# Entries from a dataset
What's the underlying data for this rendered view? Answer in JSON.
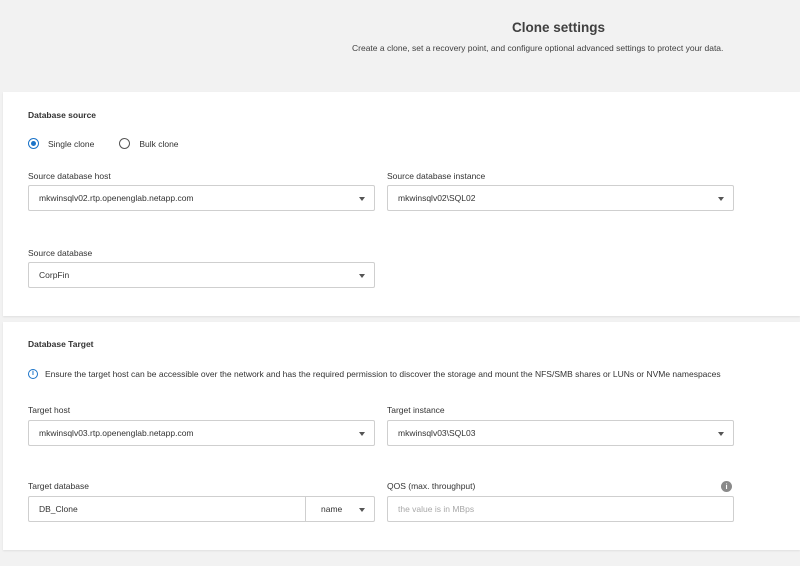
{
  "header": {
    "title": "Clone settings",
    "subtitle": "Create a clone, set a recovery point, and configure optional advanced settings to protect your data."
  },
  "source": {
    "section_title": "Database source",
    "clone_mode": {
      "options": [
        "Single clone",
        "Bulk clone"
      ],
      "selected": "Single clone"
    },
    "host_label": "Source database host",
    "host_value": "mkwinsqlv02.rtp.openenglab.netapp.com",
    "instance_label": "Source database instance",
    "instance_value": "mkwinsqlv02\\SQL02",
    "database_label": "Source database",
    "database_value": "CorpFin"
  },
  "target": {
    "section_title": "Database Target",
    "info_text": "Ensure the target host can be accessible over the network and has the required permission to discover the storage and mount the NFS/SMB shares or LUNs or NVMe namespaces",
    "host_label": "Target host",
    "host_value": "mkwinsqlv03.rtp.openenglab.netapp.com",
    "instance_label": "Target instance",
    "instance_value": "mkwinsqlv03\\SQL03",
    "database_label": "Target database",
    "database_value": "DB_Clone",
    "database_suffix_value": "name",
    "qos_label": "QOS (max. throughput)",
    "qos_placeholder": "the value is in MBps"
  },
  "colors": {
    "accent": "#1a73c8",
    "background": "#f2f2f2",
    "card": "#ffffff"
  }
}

--

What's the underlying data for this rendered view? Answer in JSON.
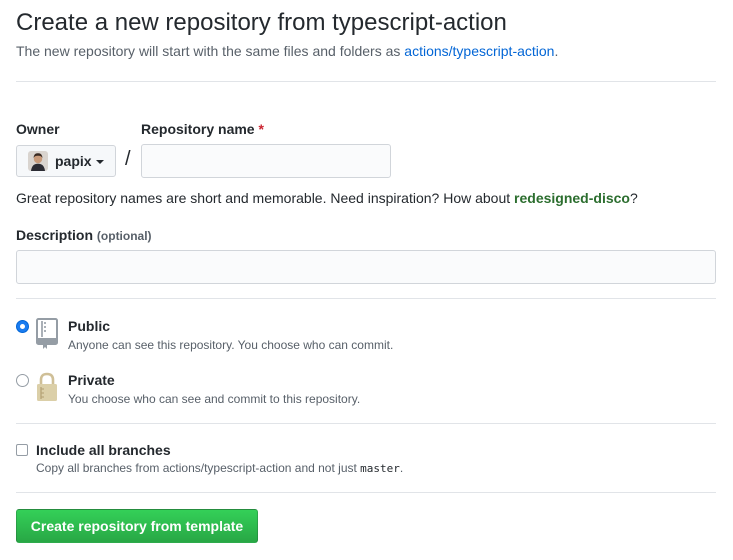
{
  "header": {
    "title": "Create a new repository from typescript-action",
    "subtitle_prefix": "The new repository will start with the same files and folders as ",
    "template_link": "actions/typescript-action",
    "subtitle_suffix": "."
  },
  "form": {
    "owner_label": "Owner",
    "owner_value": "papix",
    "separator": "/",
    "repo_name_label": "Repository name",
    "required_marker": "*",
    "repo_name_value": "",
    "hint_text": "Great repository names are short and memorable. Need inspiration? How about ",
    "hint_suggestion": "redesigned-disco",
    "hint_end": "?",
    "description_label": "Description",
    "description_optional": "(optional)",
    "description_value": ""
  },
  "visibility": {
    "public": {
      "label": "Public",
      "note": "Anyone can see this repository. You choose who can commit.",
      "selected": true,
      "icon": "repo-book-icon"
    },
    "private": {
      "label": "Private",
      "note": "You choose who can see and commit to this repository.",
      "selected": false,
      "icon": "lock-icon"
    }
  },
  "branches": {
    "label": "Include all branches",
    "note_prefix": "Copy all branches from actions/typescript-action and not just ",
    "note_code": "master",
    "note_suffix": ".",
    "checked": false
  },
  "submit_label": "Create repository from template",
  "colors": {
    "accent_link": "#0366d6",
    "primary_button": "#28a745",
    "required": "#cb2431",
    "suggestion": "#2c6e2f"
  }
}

# EXERCISE TASK
Give the number of lines in the records that contain the string "Create", with no other output.

# REPLY TO THE TASK
3